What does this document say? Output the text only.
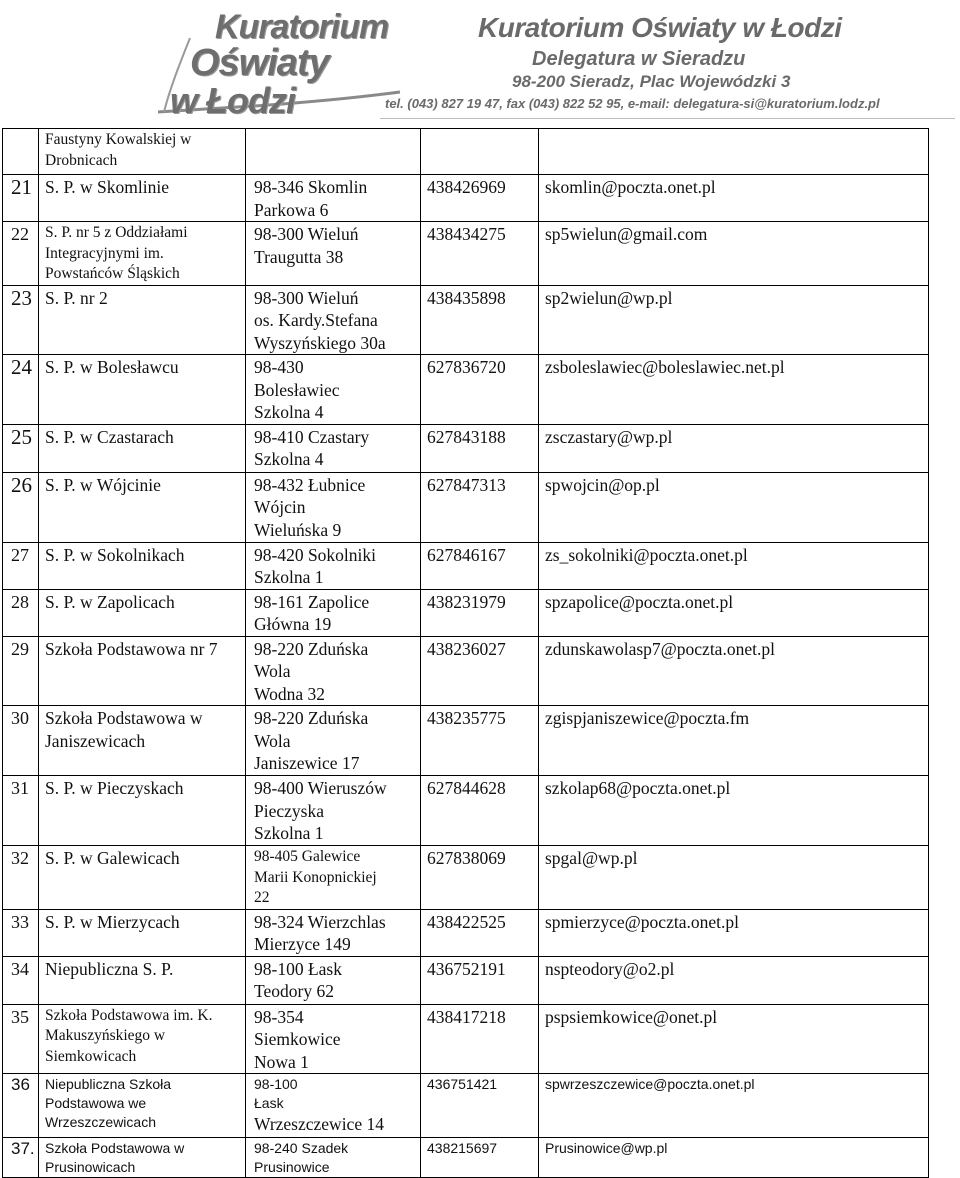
Kuratorium
Oświaty
w Łodzi
Kuratorium Oświaty w Łodzi
Delegatura w Sieradzu
98-200 Sieradz, Plac Wojewódzki 3
tel. (043) 827 19 47, fax (043) 822 52 95, e-mail: delegatura-si@kuratorium.lodz.pl
	Faustyny Kowalskiej w Drobnicach			
21	S. P. w Skomlinie	98-346 Skomlin
Parkowa 6	438426969	skomlin@poczta.onet.pl
22	S. P. nr 5 z Oddziałami Integracyjnymi im. Powstańców Śląskich	98-300 Wieluń
Traugutta 38	438434275	sp5wielun@gmail.com
23	S. P. nr 2	98-300 Wieluń
os. Kardy.Stefana
Wyszyńskiego 30a	438435898	sp2wielun@wp.pl
24	S. P. w Bolesławcu	98-430
Bolesławiec
Szkolna 4	627836720	zsboleslawiec@boleslawiec.net.pl
25	S. P. w Czastarach	98-410 Czastary
Szkolna 4	627843188	zsczastary@wp.pl
26	S. P. w Wójcinie	98-432 Łubnice
Wójcin
Wieluńska 9	627847313	spwojcin@op.pl
27	S. P. w Sokolnikach	98-420 Sokolniki
Szkolna 1	627846167	zs_sokolniki@poczta.onet.pl
28	S. P. w Zapolicach	98-161 Zapolice
Główna 19	438231979	spzapolice@poczta.onet.pl
29	Szkoła Podstawowa nr 7	98-220 Zduńska
Wola
Wodna 32	438236027	zdunskawolasp7@poczta.onet.pl
30	Szkoła Podstawowa w Janiszewicach	98-220 Zduńska
Wola
Janiszewice 17	438235775	zgispjaniszewice@poczta.fm
31	S. P. w Pieczyskach	98-400 Wieruszów
Pieczyska
Szkolna 1	627844628	szkolap68@poczta.onet.pl
32	S. P. w Galewicach	98-405 Galewice
Marii Konopnickiej
22	627838069	spgal@wp.pl
33	S. P. w Mierzycach	98-324 Wierzchlas
Mierzyce 149	438422525	spmierzyce@poczta.onet.pl
34	Niepubliczna S. P.	98-100 Łask
Teodory 62	436752191	nspteodory@o2.pl
35	Szkoła Podstawowa im. K. Makuszyńskiego w Siemkowicach	98-354
Siemkowice
Nowa 1	438417218	pspsiemkowice@onet.pl
36	Niepubliczna Szkoła Podstawowa we Wrzeszczewicach	98-100
Łask
Wrzeszczewice 14	436751421	spwrzeszczewice@poczta.onet.pl
37.	Szkoła Podstawowa w Prusinowicach	98-240 Szadek
Prusinowice	438215697	Prusinowice@wp.pl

○ ○ ○ ○

Make a verbatim copy of all the entries and strip out the pictures.

What does this document say? Output the text only.
Kuratorium
Oświaty
w Łodzi
Kuratorium Oświaty w Łodzi
Delegatura w Sieradzu
98-200 Sieradz, Plac Wojewódzki 3
tel. (043) 827 19 47, fax (043) 822 52 95, e-mail: delegatura-si@kuratorium.lodz.pl
	Faustyny Kowalskiej w Drobnicach			
21	S. P. w Skomlinie	98-346 Skomlin
Parkowa 6	438426969	skomlin@poczta.onet.pl
22	S. P. nr 5 z Oddziałami Integracyjnymi im. Powstańców Śląskich	98-300 Wieluń
Traugutta 38	438434275	sp5wielun@gmail.com
23	S. P. nr 2	98-300 Wieluń
os. Kardy.Stefana
Wyszyńskiego 30a	438435898	sp2wielun@wp.pl
24	S. P. w Bolesławcu	98-430
Bolesławiec
Szkolna 4	627836720	zsboleslawiec@boleslawiec.net.pl
25	S. P. w Czastarach	98-410 Czastary
Szkolna 4	627843188	zsczastary@wp.pl
26	S. P. w Wójcinie	98-432 Łubnice
Wójcin
Wieluńska 9	627847313	spwojcin@op.pl
27	S. P. w Sokolnikach	98-420 Sokolniki
Szkolna 1	627846167	zs_sokolniki@poczta.onet.pl
28	S. P. w Zapolicach	98-161 Zapolice
Główna 19	438231979	spzapolice@poczta.onet.pl
29	Szkoła Podstawowa nr 7	98-220 Zduńska
Wola
Wodna 32	438236027	zdunskawolasp7@poczta.onet.pl
30	Szkoła Podstawowa w Janiszewicach	98-220 Zduńska
Wola
Janiszewice 17	438235775	zgispjaniszewice@poczta.fm
31	S. P. w Pieczyskach	98-400 Wieruszów
Pieczyska
Szkolna 1	627844628	szkolap68@poczta.onet.pl
32	S. P. w Galewicach	98-405 Galewice
Marii Konopnickiej
22	627838069	spgal@wp.pl
33	S. P. w Mierzycach	98-324 Wierzchlas
Mierzyce 149	438422525	spmierzyce@poczta.onet.pl
34	Niepubliczna S. P.	98-100 Łask
Teodory 62	436752191	nspteodory@o2.pl
35	Szkoła Podstawowa im. K. Makuszyńskiego w Siemkowicach	98-354
Siemkowice
Nowa 1	438417218	pspsiemkowice@onet.pl
36	Niepubliczna Szkoła Podstawowa we Wrzeszczewicach	98-100
Łask
Wrzeszczewice 14	436751421	spwrzeszczewice@poczta.onet.pl
37.	Szkoła Podstawowa w Prusinowicach	98-240 Szadek
Prusinowice	438215697	Prusinowice@wp.pl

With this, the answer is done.